-- Records for the task start --

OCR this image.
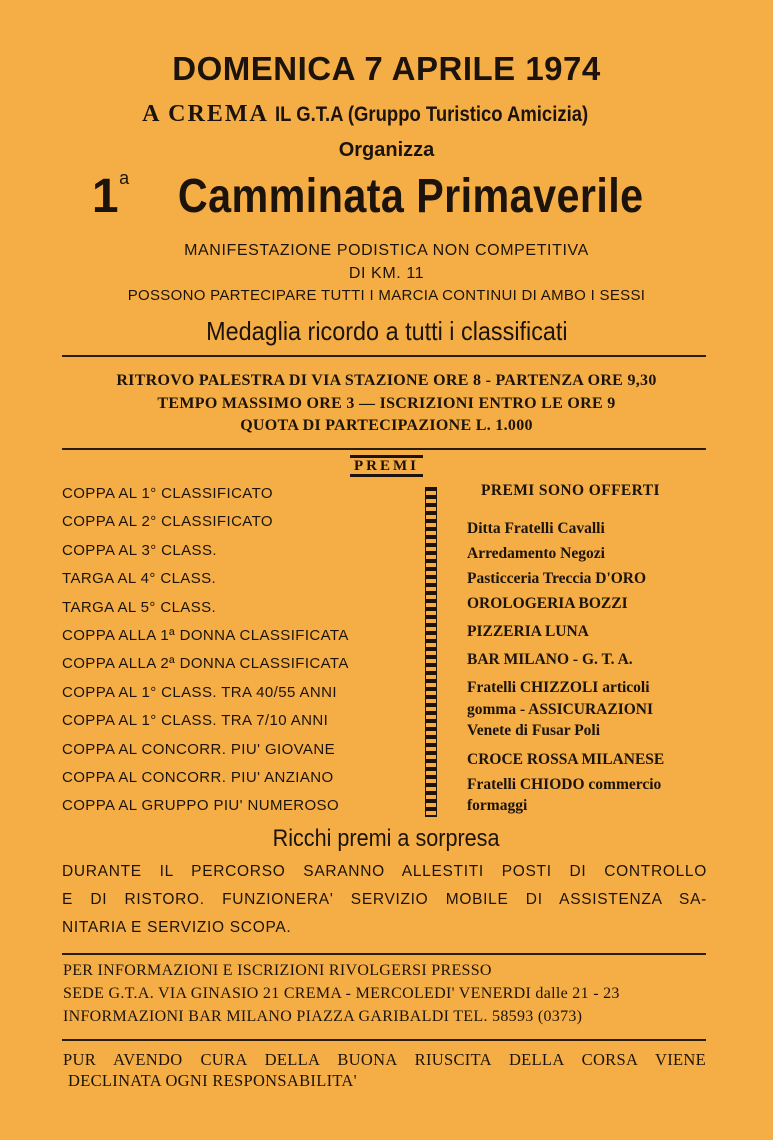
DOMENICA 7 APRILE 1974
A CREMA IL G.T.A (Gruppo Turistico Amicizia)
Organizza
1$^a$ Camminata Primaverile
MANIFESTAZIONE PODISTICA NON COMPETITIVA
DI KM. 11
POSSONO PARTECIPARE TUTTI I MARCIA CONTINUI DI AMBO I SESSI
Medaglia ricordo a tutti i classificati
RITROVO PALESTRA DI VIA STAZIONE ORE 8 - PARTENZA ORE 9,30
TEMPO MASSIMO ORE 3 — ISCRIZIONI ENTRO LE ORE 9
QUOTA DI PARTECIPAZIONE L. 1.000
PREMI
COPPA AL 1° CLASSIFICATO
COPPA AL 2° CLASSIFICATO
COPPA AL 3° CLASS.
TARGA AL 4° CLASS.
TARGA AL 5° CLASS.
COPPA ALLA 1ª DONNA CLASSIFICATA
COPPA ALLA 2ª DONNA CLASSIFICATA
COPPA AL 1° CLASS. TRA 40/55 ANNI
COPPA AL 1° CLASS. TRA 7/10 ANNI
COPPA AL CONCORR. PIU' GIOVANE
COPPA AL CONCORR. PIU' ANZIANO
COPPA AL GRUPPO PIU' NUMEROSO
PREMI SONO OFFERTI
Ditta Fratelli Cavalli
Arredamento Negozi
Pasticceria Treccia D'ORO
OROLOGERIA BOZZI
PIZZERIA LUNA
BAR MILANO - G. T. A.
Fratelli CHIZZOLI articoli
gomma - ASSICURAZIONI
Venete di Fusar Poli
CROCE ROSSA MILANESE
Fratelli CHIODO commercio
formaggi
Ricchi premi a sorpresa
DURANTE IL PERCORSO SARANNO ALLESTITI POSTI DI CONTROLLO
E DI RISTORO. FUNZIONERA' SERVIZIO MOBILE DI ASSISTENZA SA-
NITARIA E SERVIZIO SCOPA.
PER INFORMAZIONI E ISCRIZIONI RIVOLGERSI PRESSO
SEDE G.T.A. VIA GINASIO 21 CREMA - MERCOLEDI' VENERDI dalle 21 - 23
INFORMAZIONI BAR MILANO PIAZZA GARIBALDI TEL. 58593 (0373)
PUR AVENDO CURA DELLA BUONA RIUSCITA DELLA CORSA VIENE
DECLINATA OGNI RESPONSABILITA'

-- Records for the task end --

**Instruction:**
Write the records out once more, exactly as they appear, with no pictures.

**In response:**
OCR this image.
DOMENICA 7 APRILE 1974
A CREMA IL G.T.A (Gruppo Turistico Amicizia)
Organizza
1$^a$ Camminata Primaverile
MANIFESTAZIONE PODISTICA NON COMPETITIVA
DI KM. 11
POSSONO PARTECIPARE TUTTI I MARCIA CONTINUI DI AMBO I SESSI
Medaglia ricordo a tutti i classificati
RITROVO PALESTRA DI VIA STAZIONE ORE 8 - PARTENZA ORE 9,30
TEMPO MASSIMO ORE 3 — ISCRIZIONI ENTRO LE ORE 9
QUOTA DI PARTECIPAZIONE L. 1.000
PREMI
COPPA AL 1° CLASSIFICATO
COPPA AL 2° CLASSIFICATO
COPPA AL 3° CLASS.
TARGA AL 4° CLASS.
TARGA AL 5° CLASS.
COPPA ALLA 1ª DONNA CLASSIFICATA
COPPA ALLA 2ª DONNA CLASSIFICATA
COPPA AL 1° CLASS. TRA 40/55 ANNI
COPPA AL 1° CLASS. TRA 7/10 ANNI
COPPA AL CONCORR. PIU' GIOVANE
COPPA AL CONCORR. PIU' ANZIANO
COPPA AL GRUPPO PIU' NUMEROSO
PREMI SONO OFFERTI
Ditta Fratelli Cavalli
Arredamento Negozi
Pasticceria Treccia D'ORO
OROLOGERIA BOZZI
PIZZERIA LUNA
BAR MILANO - G. T. A.
Fratelli CHIZZOLI articoli
gomma - ASSICURAZIONI
Venete di Fusar Poli
CROCE ROSSA MILANESE
Fratelli CHIODO commercio
formaggi
Ricchi premi a sorpresa
DURANTE IL PERCORSO SARANNO ALLESTITI POSTI DI CONTROLLO
E DI RISTORO. FUNZIONERA' SERVIZIO MOBILE DI ASSISTENZA SA-
NITARIA E SERVIZIO SCOPA.
PER INFORMAZIONI E ISCRIZIONI RIVOLGERSI PRESSO
SEDE G.T.A. VIA GINASIO 21 CREMA - MERCOLEDI' VENERDI dalle 21 - 23
INFORMAZIONI BAR MILANO PIAZZA GARIBALDI TEL. 58593 (0373)
PUR AVENDO CURA DELLA BUONA RIUSCITA DELLA CORSA VIENE
DECLINATA OGNI RESPONSABILITA'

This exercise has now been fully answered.